Rows from a figure dataset:
(begin)

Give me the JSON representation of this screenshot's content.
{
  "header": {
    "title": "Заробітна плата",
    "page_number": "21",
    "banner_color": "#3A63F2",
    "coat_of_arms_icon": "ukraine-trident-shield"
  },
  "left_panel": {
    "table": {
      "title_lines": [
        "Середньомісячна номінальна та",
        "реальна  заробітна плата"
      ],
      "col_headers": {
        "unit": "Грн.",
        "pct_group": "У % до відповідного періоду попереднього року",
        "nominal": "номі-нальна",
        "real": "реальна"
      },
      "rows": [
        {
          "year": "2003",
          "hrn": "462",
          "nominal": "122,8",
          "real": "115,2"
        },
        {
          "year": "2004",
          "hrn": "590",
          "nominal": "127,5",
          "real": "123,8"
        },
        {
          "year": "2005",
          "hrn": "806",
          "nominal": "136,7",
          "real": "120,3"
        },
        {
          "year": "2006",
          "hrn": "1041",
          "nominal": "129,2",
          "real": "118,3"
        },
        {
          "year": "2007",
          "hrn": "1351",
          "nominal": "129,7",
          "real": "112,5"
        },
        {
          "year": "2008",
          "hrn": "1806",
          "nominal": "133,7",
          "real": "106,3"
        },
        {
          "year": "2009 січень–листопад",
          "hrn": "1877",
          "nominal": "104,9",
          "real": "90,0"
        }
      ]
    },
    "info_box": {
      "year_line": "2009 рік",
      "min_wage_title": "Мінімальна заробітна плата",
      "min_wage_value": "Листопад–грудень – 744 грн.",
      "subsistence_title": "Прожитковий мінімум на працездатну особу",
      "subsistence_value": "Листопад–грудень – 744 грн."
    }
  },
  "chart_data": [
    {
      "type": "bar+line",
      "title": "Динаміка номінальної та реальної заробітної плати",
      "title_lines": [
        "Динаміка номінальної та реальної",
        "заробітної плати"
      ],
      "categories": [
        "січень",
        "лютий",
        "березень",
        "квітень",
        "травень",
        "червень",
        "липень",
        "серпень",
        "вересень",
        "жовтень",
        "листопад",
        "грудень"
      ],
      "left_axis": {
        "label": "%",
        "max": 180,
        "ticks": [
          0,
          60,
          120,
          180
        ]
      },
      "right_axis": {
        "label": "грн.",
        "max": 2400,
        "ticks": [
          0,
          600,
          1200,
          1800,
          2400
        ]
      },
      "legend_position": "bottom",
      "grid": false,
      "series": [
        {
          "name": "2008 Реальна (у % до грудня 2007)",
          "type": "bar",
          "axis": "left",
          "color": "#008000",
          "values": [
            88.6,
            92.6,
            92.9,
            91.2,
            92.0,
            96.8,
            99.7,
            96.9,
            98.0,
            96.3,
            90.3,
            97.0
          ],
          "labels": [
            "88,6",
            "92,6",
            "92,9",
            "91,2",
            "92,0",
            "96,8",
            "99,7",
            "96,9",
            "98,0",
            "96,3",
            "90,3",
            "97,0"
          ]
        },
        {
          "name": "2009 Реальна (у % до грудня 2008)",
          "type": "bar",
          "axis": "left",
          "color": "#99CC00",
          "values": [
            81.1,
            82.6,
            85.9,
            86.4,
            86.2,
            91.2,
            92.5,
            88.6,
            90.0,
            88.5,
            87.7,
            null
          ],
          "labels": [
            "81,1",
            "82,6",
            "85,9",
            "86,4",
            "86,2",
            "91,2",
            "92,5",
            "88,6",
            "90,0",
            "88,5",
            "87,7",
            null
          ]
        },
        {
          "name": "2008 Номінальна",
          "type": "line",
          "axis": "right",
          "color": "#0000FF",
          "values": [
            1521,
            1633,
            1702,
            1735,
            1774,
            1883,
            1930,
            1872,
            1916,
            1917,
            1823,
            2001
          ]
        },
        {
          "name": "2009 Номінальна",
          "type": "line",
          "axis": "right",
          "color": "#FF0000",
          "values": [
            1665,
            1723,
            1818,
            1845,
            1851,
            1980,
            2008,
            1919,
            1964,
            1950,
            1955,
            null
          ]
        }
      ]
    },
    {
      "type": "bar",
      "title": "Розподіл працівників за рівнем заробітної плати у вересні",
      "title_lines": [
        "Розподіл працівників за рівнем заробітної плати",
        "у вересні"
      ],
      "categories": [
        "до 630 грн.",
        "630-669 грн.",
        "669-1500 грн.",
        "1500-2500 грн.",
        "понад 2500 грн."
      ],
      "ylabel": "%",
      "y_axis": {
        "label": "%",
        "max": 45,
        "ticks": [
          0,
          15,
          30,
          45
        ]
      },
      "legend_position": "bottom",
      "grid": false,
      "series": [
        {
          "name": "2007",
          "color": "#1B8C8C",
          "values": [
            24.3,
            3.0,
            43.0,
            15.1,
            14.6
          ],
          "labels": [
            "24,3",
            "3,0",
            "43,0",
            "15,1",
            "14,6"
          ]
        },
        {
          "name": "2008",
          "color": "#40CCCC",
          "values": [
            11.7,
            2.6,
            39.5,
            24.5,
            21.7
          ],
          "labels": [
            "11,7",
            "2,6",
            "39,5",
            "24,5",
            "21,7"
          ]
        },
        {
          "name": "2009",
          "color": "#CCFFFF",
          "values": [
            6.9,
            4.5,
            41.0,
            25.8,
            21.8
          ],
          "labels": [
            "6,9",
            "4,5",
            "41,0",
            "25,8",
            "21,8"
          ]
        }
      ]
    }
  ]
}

(end)

- **EXERCISE GOAL**: Take the entries above and copy them out exactly.

- **EXPECTED ANSWER**:
Give me the JSON representation of this screenshot's content.
{
  "header": {
    "title": "Заробітна плата",
    "page_number": "21",
    "banner_color": "#3A63F2",
    "coat_of_arms_icon": "ukraine-trident-shield"
  },
  "left_panel": {
    "table": {
      "title_lines": [
        "Середньомісячна номінальна та",
        "реальна  заробітна плата"
      ],
      "col_headers": {
        "unit": "Грн.",
        "pct_group": "У % до відповідного періоду попереднього року",
        "nominal": "номі-нальна",
        "real": "реальна"
      },
      "rows": [
        {
          "year": "2003",
          "hrn": "462",
          "nominal": "122,8",
          "real": "115,2"
        },
        {
          "year": "2004",
          "hrn": "590",
          "nominal": "127,5",
          "real": "123,8"
        },
        {
          "year": "2005",
          "hrn": "806",
          "nominal": "136,7",
          "real": "120,3"
        },
        {
          "year": "2006",
          "hrn": "1041",
          "nominal": "129,2",
          "real": "118,3"
        },
        {
          "year": "2007",
          "hrn": "1351",
          "nominal": "129,7",
          "real": "112,5"
        },
        {
          "year": "2008",
          "hrn": "1806",
          "nominal": "133,7",
          "real": "106,3"
        },
        {
          "year": "2009 січень–листопад",
          "hrn": "1877",
          "nominal": "104,9",
          "real": "90,0"
        }
      ]
    },
    "info_box": {
      "year_line": "2009 рік",
      "min_wage_title": "Мінімальна заробітна плата",
      "min_wage_value": "Листопад–грудень – 744 грн.",
      "subsistence_title": "Прожитковий мінімум на працездатну особу",
      "subsistence_value": "Листопад–грудень – 744 грн."
    }
  },
  "chart_data": [
    {
      "type": "bar+line",
      "title": "Динаміка номінальної та реальної заробітної плати",
      "title_lines": [
        "Динаміка номінальної та реальної",
        "заробітної плати"
      ],
      "categories": [
        "січень",
        "лютий",
        "березень",
        "квітень",
        "травень",
        "червень",
        "липень",
        "серпень",
        "вересень",
        "жовтень",
        "листопад",
        "грудень"
      ],
      "left_axis": {
        "label": "%",
        "max": 180,
        "ticks": [
          0,
          60,
          120,
          180
        ]
      },
      "right_axis": {
        "label": "грн.",
        "max": 2400,
        "ticks": [
          0,
          600,
          1200,
          1800,
          2400
        ]
      },
      "legend_position": "bottom",
      "grid": false,
      "series": [
        {
          "name": "2008 Реальна (у % до грудня 2007)",
          "type": "bar",
          "axis": "left",
          "color": "#008000",
          "values": [
            88.6,
            92.6,
            92.9,
            91.2,
            92.0,
            96.8,
            99.7,
            96.9,
            98.0,
            96.3,
            90.3,
            97.0
          ],
          "labels": [
            "88,6",
            "92,6",
            "92,9",
            "91,2",
            "92,0",
            "96,8",
            "99,7",
            "96,9",
            "98,0",
            "96,3",
            "90,3",
            "97,0"
          ]
        },
        {
          "name": "2009 Реальна (у % до грудня 2008)",
          "type": "bar",
          "axis": "left",
          "color": "#99CC00",
          "values": [
            81.1,
            82.6,
            85.9,
            86.4,
            86.2,
            91.2,
            92.5,
            88.6,
            90.0,
            88.5,
            87.7,
            null
          ],
          "labels": [
            "81,1",
            "82,6",
            "85,9",
            "86,4",
            "86,2",
            "91,2",
            "92,5",
            "88,6",
            "90,0",
            "88,5",
            "87,7",
            null
          ]
        },
        {
          "name": "2008 Номінальна",
          "type": "line",
          "axis": "right",
          "color": "#0000FF",
          "values": [
            1521,
            1633,
            1702,
            1735,
            1774,
            1883,
            1930,
            1872,
            1916,
            1917,
            1823,
            2001
          ]
        },
        {
          "name": "2009 Номінальна",
          "type": "line",
          "axis": "right",
          "color": "#FF0000",
          "values": [
            1665,
            1723,
            1818,
            1845,
            1851,
            1980,
            2008,
            1919,
            1964,
            1950,
            1955,
            null
          ]
        }
      ]
    },
    {
      "type": "bar",
      "title": "Розподіл працівників за рівнем заробітної плати у вересні",
      "title_lines": [
        "Розподіл працівників за рівнем заробітної плати",
        "у вересні"
      ],
      "categories": [
        "до 630 грн.",
        "630-669 грн.",
        "669-1500 грн.",
        "1500-2500 грн.",
        "понад 2500 грн."
      ],
      "ylabel": "%",
      "y_axis": {
        "label": "%",
        "max": 45,
        "ticks": [
          0,
          15,
          30,
          45
        ]
      },
      "legend_position": "bottom",
      "grid": false,
      "series": [
        {
          "name": "2007",
          "color": "#1B8C8C",
          "values": [
            24.3,
            3.0,
            43.0,
            15.1,
            14.6
          ],
          "labels": [
            "24,3",
            "3,0",
            "43,0",
            "15,1",
            "14,6"
          ]
        },
        {
          "name": "2008",
          "color": "#40CCCC",
          "values": [
            11.7,
            2.6,
            39.5,
            24.5,
            21.7
          ],
          "labels": [
            "11,7",
            "2,6",
            "39,5",
            "24,5",
            "21,7"
          ]
        },
        {
          "name": "2009",
          "color": "#CCFFFF",
          "values": [
            6.9,
            4.5,
            41.0,
            25.8,
            21.8
          ],
          "labels": [
            "6,9",
            "4,5",
            "41,0",
            "25,8",
            "21,8"
          ]
        }
      ]
    }
  ]
}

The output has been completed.